Gather up every line that includes the string "Management".

----- DATA SECTION

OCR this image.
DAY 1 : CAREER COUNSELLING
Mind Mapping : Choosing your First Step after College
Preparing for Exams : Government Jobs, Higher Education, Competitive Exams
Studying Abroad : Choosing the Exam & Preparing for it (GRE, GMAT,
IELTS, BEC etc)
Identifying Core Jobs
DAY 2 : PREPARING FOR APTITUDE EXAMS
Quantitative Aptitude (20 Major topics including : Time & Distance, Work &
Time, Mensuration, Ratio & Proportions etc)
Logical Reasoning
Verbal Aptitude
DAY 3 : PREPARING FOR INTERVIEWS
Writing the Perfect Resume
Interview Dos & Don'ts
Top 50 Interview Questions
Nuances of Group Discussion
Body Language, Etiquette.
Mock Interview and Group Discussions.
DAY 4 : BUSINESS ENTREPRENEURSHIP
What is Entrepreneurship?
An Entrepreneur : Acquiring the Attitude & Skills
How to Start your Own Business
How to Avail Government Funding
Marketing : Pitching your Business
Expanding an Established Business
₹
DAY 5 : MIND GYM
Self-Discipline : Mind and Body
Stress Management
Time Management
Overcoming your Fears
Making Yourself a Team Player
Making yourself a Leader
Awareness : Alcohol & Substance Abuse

----------

• EXERCISE SOLUTION:
Stress Management
Time Management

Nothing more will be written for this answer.